Data records
——————

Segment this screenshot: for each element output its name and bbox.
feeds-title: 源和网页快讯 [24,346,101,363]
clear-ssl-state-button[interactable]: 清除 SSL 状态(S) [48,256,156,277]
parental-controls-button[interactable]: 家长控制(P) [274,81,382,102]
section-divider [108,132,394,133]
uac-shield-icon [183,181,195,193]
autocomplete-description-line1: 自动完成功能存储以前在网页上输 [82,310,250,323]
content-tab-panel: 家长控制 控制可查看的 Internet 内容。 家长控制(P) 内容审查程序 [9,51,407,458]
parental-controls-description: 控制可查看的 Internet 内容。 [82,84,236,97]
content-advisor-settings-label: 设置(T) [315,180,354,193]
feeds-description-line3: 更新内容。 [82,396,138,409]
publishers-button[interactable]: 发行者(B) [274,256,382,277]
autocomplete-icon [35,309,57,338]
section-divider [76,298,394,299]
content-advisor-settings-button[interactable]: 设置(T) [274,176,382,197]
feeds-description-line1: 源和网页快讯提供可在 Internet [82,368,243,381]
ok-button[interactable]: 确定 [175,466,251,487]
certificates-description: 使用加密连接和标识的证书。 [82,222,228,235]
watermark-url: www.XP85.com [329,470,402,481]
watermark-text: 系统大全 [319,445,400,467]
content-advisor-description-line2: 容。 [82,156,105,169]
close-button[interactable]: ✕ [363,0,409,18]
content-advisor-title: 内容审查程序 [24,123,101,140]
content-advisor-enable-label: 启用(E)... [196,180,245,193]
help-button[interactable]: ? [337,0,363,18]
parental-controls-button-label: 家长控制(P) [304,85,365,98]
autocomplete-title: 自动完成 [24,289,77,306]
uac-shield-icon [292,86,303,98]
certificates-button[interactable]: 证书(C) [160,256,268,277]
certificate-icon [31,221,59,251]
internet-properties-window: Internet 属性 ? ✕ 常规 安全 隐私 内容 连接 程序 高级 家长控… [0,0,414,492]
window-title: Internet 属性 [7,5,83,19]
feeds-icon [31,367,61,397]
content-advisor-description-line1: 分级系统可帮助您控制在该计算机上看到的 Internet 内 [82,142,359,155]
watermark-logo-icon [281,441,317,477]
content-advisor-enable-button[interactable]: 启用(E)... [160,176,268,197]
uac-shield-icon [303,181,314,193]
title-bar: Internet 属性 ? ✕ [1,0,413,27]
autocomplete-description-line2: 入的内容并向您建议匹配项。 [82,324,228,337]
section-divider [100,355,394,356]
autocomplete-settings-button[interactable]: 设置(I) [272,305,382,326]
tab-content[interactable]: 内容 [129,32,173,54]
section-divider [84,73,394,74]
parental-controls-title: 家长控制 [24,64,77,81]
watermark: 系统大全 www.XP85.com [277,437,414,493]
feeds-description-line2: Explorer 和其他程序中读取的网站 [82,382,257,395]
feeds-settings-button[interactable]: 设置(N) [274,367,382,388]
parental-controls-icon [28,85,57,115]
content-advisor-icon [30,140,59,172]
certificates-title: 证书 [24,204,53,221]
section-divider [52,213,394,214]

——————

GIVEN PROBLEM: Write out, verbatim, the lines of the material starting at its beginning and ending with the line that contains "section-divider [108,132,394,133]", both included.

TASK OUTPUT:
Segment this screenshot: for each element output its name and bbox.
feeds-title: 源和网页快讯 [24,346,101,363]
clear-ssl-state-button[interactable]: 清除 SSL 状态(S) [48,256,156,277]
parental-controls-button[interactable]: 家长控制(P) [274,81,382,102]
section-divider [108,132,394,133]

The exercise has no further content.